#### What you will do:
Wherever the word "домовладение" appears in the entries, copy the whole line.

#### Provided data:
****

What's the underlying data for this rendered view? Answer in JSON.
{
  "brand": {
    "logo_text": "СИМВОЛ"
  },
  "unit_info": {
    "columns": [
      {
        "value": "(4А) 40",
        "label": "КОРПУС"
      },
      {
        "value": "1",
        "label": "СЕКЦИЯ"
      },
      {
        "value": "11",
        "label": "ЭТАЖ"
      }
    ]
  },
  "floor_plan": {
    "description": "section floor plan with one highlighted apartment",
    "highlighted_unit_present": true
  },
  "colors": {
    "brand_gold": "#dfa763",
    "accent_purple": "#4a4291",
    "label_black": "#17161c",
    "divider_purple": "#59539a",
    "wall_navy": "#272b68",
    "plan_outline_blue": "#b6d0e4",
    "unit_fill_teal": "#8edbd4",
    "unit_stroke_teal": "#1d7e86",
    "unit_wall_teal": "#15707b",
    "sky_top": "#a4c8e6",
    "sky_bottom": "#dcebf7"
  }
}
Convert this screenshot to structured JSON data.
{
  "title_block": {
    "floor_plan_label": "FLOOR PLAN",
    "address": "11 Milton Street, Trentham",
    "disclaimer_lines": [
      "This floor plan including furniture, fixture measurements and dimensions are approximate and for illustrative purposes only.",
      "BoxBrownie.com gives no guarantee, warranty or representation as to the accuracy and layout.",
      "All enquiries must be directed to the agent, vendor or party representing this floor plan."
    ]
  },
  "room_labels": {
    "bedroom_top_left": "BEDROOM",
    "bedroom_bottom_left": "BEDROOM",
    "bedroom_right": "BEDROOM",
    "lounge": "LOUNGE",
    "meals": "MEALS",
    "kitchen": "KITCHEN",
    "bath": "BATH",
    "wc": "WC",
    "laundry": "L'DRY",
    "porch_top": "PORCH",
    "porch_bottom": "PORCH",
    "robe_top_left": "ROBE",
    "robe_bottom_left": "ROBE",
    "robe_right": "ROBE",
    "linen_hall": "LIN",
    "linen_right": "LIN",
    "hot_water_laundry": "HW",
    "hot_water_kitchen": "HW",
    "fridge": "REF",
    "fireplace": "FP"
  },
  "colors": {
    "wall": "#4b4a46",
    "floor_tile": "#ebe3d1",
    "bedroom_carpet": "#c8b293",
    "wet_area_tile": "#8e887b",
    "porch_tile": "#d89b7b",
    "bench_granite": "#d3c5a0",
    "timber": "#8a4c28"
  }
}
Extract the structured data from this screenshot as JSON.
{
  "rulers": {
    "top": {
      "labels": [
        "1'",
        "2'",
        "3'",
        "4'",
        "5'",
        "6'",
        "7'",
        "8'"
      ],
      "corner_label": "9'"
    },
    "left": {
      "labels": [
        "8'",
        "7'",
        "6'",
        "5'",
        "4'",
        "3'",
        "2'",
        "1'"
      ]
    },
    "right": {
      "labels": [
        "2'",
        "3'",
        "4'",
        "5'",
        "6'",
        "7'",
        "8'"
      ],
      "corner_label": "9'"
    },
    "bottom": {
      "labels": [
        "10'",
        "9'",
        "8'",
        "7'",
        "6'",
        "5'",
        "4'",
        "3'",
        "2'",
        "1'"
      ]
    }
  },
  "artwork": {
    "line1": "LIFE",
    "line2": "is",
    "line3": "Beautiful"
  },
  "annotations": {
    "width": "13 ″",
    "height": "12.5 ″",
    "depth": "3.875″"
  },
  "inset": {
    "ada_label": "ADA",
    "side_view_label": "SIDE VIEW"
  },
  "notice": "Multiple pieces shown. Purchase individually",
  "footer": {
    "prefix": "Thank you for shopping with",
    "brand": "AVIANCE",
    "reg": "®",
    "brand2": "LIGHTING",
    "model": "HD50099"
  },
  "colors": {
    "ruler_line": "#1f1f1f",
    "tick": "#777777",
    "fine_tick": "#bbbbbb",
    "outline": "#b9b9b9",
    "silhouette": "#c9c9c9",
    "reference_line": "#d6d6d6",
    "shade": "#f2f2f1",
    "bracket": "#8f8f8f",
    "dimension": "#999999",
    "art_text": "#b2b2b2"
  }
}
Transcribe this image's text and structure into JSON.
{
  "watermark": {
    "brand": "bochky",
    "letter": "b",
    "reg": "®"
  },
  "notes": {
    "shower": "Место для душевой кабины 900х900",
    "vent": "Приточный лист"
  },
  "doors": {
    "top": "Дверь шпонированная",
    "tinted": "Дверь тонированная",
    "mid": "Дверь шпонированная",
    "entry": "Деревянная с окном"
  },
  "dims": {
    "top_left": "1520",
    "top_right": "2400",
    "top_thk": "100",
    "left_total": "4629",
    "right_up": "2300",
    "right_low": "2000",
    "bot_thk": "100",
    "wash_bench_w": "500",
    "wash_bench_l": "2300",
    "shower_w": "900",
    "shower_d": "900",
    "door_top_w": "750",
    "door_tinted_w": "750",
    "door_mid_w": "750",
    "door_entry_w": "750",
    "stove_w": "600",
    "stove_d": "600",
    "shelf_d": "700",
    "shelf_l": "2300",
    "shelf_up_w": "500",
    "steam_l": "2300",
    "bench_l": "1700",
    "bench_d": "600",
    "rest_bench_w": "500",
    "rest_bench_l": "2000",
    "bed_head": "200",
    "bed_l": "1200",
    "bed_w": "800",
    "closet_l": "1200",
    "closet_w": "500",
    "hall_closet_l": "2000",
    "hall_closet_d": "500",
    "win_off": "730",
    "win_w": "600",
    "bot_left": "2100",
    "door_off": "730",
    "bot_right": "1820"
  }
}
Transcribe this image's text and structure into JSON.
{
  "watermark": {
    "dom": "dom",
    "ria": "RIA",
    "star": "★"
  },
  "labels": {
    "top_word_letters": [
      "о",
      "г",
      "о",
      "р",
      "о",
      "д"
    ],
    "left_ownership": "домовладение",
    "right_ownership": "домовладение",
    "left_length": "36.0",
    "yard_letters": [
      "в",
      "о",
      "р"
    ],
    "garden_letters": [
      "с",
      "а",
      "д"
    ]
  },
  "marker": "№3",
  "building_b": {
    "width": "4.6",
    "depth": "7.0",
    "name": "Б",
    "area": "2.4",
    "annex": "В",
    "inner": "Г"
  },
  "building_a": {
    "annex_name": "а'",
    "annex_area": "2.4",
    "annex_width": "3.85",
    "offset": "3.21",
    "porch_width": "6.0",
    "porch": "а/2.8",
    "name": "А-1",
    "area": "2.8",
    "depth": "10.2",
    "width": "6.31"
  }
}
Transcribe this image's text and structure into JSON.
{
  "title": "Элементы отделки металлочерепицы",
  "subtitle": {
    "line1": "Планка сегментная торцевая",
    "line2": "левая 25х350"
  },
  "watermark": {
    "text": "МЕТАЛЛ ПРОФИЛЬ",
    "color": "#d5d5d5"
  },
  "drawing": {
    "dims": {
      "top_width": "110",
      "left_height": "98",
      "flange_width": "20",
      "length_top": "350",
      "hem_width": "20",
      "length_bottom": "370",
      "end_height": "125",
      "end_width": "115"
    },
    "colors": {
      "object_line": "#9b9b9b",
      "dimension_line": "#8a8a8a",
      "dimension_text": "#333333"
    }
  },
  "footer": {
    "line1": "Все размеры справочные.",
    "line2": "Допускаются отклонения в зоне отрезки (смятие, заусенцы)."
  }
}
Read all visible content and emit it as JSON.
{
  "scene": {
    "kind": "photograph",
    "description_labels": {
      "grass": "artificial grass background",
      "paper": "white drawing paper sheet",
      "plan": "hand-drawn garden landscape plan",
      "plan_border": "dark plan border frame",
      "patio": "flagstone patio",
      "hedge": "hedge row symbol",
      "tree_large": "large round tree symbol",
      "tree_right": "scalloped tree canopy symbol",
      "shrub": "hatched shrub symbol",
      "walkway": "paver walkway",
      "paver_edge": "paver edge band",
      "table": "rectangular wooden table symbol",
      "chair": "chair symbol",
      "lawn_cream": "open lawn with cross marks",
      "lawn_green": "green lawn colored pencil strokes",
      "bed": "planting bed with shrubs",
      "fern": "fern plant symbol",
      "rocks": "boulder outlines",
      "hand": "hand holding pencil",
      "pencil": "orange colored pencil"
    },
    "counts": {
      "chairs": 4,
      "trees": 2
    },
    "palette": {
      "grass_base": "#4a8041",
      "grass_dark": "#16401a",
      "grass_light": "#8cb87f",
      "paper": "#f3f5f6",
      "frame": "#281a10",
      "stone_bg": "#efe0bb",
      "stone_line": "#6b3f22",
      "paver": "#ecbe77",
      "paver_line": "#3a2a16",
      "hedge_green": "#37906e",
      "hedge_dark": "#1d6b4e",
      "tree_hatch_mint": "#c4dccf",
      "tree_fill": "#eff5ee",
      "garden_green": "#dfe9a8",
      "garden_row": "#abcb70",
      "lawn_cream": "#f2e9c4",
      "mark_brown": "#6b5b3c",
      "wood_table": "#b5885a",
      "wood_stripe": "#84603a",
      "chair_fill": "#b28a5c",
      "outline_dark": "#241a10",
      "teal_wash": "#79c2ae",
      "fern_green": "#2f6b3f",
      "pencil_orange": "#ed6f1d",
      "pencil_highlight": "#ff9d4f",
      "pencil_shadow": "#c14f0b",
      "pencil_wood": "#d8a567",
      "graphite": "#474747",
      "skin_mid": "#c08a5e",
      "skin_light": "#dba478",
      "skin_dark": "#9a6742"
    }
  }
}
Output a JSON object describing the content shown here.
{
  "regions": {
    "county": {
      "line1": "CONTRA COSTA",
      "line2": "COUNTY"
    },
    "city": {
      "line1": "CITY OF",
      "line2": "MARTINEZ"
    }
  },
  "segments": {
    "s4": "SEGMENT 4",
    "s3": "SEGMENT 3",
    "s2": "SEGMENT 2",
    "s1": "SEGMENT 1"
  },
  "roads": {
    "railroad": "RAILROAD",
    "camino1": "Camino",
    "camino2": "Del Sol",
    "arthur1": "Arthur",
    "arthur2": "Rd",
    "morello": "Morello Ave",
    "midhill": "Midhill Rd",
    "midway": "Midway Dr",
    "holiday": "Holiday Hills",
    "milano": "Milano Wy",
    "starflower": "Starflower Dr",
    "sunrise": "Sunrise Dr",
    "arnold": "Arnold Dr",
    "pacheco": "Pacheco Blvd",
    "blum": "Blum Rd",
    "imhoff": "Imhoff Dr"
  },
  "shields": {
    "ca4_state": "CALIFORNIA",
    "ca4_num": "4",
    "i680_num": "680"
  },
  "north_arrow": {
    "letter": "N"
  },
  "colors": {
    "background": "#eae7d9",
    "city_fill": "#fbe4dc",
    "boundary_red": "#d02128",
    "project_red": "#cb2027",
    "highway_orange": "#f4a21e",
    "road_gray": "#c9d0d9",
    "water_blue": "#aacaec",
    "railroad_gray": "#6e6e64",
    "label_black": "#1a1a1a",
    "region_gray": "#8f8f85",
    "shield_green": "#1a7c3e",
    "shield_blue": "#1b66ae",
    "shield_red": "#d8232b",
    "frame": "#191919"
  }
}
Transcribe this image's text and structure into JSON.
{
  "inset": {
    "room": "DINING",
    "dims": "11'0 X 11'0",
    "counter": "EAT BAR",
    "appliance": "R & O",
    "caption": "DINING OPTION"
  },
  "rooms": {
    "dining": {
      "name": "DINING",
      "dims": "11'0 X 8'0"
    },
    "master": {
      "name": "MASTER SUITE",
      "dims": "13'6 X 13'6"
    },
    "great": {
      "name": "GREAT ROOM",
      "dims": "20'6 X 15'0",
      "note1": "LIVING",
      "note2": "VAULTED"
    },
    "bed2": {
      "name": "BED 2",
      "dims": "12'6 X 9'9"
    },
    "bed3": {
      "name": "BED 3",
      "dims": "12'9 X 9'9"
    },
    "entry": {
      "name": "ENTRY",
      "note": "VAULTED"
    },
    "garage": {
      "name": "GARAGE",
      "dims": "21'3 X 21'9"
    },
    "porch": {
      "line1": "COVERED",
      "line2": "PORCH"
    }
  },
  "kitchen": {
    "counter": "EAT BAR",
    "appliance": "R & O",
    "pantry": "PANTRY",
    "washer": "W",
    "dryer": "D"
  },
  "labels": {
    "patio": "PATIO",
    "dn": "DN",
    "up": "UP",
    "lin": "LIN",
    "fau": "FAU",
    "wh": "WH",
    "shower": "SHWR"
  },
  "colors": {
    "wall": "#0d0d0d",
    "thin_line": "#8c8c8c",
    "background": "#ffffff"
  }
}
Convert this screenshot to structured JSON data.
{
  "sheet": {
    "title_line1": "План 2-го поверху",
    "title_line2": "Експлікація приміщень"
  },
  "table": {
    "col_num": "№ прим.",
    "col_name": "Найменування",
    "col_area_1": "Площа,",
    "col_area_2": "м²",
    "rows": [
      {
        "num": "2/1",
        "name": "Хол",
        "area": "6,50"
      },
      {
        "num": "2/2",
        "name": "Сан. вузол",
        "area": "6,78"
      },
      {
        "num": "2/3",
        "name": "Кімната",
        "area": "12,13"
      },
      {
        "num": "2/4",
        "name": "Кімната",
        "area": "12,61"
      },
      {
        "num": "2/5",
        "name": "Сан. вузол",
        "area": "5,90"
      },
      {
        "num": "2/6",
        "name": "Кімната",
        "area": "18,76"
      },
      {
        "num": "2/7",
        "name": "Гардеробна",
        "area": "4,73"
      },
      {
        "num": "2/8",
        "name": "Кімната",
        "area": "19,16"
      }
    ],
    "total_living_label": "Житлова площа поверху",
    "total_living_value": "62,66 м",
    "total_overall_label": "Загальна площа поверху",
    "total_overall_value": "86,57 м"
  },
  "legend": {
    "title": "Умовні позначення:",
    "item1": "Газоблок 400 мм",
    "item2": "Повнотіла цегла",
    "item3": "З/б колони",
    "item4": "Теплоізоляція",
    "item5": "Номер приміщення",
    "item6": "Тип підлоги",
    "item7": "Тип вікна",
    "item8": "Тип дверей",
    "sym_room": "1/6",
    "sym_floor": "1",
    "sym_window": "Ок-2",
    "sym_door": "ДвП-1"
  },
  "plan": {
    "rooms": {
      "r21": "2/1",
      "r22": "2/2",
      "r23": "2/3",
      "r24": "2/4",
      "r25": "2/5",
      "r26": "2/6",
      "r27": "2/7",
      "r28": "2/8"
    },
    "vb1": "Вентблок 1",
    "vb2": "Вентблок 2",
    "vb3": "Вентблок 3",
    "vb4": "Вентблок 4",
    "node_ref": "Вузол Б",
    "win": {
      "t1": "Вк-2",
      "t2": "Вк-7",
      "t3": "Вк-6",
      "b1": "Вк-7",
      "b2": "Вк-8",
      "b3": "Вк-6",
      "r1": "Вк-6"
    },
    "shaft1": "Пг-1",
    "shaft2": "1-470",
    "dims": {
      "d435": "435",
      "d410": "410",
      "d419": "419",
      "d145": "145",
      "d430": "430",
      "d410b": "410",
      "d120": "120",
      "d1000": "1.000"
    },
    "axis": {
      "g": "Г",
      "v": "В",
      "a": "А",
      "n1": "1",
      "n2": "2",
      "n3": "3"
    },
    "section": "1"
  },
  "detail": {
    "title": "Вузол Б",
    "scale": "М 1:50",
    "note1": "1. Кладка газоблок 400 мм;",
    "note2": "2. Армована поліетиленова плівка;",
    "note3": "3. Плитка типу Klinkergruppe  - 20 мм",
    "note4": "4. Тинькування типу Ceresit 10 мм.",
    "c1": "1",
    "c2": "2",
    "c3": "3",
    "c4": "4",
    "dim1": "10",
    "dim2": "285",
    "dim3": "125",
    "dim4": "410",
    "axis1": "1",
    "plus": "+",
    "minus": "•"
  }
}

****

#### Full solution:
    "left_ownership": "домовладение",
    "right_ownership": "домовладение",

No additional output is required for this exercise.